▶ _Direction_
Scan the entries below for the word "Remove". Copy each line that has it.

Collected data
================================

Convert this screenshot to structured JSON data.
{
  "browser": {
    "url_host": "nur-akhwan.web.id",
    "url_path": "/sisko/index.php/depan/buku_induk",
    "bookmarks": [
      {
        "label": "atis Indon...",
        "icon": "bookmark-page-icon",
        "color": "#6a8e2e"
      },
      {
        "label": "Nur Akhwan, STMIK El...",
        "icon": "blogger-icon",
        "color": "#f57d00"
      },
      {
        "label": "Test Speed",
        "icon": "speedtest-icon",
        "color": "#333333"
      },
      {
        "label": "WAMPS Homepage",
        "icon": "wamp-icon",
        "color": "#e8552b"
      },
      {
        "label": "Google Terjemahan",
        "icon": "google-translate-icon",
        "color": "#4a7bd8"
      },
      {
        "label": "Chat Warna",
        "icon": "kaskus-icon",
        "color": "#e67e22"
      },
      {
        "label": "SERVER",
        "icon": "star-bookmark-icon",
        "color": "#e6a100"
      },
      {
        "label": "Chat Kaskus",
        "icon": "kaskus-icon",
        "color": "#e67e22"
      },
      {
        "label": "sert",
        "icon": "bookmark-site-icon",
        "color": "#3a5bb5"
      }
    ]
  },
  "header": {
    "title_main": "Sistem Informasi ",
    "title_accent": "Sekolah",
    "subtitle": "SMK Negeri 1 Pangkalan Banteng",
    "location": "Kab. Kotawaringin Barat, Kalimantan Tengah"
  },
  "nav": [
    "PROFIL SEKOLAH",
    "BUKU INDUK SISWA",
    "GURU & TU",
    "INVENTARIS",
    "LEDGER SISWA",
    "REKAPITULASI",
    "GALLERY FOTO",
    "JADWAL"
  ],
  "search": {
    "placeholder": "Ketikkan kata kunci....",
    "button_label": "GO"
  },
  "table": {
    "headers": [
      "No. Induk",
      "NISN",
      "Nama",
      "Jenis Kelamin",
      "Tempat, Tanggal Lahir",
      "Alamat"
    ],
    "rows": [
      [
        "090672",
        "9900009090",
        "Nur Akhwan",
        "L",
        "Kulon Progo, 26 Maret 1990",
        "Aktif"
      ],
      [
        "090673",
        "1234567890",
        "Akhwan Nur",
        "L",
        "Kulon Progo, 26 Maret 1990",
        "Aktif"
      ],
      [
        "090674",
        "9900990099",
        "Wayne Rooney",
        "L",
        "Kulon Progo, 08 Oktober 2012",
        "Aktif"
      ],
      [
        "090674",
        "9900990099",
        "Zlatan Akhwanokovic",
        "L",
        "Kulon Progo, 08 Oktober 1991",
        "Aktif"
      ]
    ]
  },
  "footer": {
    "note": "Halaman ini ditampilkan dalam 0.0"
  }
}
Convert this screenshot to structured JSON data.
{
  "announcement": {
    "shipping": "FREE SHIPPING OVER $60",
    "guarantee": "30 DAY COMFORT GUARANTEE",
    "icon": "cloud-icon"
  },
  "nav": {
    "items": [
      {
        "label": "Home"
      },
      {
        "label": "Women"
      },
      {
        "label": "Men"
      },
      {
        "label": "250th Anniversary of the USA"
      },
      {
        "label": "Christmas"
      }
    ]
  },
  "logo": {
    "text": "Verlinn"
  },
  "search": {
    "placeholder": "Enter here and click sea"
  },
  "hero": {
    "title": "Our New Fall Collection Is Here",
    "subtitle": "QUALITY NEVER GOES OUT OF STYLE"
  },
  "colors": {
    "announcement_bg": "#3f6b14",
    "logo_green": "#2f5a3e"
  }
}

================================

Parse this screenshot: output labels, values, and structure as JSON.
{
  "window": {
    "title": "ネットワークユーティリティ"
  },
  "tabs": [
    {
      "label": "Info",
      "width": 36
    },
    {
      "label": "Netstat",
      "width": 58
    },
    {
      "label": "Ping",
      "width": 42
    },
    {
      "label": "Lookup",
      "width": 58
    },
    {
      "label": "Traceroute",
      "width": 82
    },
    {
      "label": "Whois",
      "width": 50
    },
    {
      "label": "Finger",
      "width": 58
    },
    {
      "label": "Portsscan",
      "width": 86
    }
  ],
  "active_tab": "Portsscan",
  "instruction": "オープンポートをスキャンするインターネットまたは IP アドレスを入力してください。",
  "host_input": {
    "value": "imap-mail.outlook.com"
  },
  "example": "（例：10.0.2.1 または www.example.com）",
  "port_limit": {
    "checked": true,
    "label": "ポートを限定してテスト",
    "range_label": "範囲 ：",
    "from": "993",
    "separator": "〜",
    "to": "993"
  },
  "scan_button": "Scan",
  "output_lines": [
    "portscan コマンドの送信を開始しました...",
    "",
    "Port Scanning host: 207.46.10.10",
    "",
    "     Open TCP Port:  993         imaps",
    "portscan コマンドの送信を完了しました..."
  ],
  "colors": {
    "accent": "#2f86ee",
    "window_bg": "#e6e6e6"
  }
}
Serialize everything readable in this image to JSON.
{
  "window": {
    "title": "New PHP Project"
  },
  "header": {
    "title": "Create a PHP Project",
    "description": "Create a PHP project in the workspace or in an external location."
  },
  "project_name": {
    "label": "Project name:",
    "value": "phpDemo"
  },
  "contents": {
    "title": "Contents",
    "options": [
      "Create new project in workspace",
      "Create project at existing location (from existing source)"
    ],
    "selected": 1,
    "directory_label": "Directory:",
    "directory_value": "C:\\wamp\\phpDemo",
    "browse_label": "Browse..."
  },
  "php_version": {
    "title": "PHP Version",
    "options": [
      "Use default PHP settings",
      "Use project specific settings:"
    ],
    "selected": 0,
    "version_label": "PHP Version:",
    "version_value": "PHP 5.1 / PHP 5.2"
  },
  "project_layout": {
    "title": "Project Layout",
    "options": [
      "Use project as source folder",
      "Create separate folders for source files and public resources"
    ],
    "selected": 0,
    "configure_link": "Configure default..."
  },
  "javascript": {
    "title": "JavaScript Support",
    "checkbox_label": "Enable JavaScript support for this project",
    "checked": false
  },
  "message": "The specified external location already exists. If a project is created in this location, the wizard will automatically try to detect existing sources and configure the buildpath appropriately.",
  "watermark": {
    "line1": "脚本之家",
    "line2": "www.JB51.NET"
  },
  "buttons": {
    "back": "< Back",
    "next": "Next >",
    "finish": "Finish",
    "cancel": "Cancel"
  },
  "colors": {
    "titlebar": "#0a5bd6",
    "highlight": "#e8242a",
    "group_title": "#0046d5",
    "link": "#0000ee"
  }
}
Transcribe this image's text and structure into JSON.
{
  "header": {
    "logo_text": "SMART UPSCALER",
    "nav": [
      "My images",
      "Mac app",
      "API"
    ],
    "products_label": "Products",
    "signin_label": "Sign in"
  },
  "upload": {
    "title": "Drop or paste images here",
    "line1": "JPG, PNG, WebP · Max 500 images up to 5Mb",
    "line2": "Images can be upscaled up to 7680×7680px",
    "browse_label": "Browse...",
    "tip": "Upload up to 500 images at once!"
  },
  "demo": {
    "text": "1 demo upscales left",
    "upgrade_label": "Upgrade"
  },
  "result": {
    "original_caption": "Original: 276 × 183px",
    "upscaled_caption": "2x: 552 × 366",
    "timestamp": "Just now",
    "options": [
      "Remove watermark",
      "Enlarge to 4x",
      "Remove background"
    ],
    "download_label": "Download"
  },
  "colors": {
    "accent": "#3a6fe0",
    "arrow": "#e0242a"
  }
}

================================

▶ _Exercise response_
      "Remove watermark",
      "Remove background"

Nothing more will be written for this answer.